» What is needed:
Print all records exactly, leaving nothing out.

(Extracts from a graphics dataset)

★ ★ ★ ★ ★ ★ ★

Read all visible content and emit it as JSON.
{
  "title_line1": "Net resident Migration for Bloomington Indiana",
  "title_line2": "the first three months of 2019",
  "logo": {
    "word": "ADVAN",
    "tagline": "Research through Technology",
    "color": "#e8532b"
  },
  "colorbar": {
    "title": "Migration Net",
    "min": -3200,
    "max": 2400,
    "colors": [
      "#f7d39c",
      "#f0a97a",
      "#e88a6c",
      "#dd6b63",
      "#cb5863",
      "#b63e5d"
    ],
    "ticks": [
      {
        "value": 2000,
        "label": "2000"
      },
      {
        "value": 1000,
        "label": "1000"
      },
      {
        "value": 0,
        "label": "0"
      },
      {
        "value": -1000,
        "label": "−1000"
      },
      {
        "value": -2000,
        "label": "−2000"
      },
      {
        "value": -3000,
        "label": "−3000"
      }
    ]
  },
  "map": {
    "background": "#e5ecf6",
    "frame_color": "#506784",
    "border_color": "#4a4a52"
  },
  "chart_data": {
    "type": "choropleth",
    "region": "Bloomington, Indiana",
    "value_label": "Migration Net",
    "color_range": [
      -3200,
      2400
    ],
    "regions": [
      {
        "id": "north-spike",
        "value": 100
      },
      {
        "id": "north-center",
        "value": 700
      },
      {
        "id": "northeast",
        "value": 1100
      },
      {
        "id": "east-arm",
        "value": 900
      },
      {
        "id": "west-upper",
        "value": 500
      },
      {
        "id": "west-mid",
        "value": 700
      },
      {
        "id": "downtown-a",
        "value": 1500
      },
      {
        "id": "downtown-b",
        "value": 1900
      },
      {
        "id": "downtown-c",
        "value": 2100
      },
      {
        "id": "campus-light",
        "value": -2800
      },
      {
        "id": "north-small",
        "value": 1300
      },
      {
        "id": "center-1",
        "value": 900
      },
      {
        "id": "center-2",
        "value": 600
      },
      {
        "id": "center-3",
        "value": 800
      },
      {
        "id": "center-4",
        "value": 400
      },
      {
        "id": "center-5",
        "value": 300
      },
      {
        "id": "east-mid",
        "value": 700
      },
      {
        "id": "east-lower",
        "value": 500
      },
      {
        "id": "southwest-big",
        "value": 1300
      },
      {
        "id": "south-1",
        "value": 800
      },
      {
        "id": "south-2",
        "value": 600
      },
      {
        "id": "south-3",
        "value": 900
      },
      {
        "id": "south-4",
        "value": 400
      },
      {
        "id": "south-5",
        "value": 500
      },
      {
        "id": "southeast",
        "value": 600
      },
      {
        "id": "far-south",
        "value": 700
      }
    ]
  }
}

★ ★ ★ ★ ★ ★ ★

» The solution:
Read all visible content and emit it as JSON.
{
  "title_line1": "Net resident Migration for Bloomington Indiana",
  "title_line2": "the first three months of 2019",
  "logo": {
    "word": "ADVAN",
    "tagline": "Research through Technology",
    "color": "#e8532b"
  },
  "colorbar": {
    "title": "Migration Net",
    "min": -3200,
    "max": 2400,
    "colors": [
      "#f7d39c",
      "#f0a97a",
      "#e88a6c",
      "#dd6b63",
      "#cb5863",
      "#b63e5d"
    ],
    "ticks": [
      {
        "value": 2000,
        "label": "2000"
      },
      {
        "value": 1000,
        "label": "1000"
      },
      {
        "value": 0,
        "label": "0"
      },
      {
        "value": -1000,
        "label": "−1000"
      },
      {
        "value": -2000,
        "label": "−2000"
      },
      {
        "value": -3000,
        "label": "−3000"
      }
    ]
  },
  "map": {
    "background": "#e5ecf6",
    "frame_color": "#506784",
    "border_color": "#4a4a52"
  },
  "chart_data": {
    "type": "choropleth",
    "region": "Bloomington, Indiana",
    "value_label": "Migration Net",
    "color_range": [
      -3200,
      2400
    ],
    "regions": [
      {
        "id": "north-spike",
        "value": 100
      },
      {
        "id": "north-center",
        "value": 700
      },
      {
        "id": "northeast",
        "value": 1100
      },
      {
        "id": "east-arm",
        "value": 900
      },
      {
        "id": "west-upper",
        "value": 500
      },
      {
        "id": "west-mid",
        "value": 700
      },
      {
        "id": "downtown-a",
        "value": 1500
      },
      {
        "id": "downtown-b",
        "value": 1900
      },
      {
        "id": "downtown-c",
        "value": 2100
      },
      {
        "id": "campus-light",
        "value": -2800
      },
      {
        "id": "north-small",
        "value": 1300
      },
      {
        "id": "center-1",
        "value": 900
      },
      {
        "id": "center-2",
        "value": 600
      },
      {
        "id": "center-3",
        "value": 800
      },
      {
        "id": "center-4",
        "value": 400
      },
      {
        "id": "center-5",
        "value": 300
      },
      {
        "id": "east-mid",
        "value": 700
      },
      {
        "id": "east-lower",
        "value": 500
      },
      {
        "id": "southwest-big",
        "value": 1300
      },
      {
        "id": "south-1",
        "value": 800
      },
      {
        "id": "south-2",
        "value": 600
      },
      {
        "id": "south-3",
        "value": 900
      },
      {
        "id": "south-4",
        "value": 400
      },
      {
        "id": "south-5",
        "value": 500
      },
      {
        "id": "southeast",
        "value": 600
      },
      {
        "id": "far-south",
        "value": 700
      }
    ]
  }
}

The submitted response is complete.